§ **What the task asks**: Pull out from the material below all lines with "adidas".

§ **Data lines**:
▬▬▬▬▬▬
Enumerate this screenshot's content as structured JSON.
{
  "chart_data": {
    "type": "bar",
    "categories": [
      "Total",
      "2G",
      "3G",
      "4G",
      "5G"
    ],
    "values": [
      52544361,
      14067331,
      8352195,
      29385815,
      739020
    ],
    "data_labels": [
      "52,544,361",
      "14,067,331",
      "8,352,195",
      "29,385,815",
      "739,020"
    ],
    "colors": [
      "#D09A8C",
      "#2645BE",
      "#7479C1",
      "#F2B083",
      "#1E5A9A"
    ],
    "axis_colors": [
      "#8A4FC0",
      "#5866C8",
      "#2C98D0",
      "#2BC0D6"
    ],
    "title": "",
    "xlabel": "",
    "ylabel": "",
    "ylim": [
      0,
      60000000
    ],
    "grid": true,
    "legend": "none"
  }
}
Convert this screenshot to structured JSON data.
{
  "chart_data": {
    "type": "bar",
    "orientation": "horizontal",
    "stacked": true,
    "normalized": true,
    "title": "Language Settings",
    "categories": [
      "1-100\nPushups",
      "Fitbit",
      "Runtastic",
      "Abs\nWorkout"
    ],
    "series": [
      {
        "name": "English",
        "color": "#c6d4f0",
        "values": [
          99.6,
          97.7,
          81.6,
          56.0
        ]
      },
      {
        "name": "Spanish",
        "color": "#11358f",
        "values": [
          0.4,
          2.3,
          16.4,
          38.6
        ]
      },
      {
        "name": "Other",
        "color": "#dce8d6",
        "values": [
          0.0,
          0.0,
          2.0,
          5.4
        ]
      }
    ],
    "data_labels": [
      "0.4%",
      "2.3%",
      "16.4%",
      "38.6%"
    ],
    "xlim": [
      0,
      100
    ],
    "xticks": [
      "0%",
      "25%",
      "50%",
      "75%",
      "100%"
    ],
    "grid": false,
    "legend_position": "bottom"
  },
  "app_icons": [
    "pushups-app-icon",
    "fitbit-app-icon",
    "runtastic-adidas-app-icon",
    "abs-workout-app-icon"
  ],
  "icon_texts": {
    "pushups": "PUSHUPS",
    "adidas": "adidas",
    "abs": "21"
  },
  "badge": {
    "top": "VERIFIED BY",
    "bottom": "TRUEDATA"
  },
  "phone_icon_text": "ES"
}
▬▬▬▬▬▬
§ **The response**:
    "runtastic-adidas-app-icon",
    "adidas": "adidas",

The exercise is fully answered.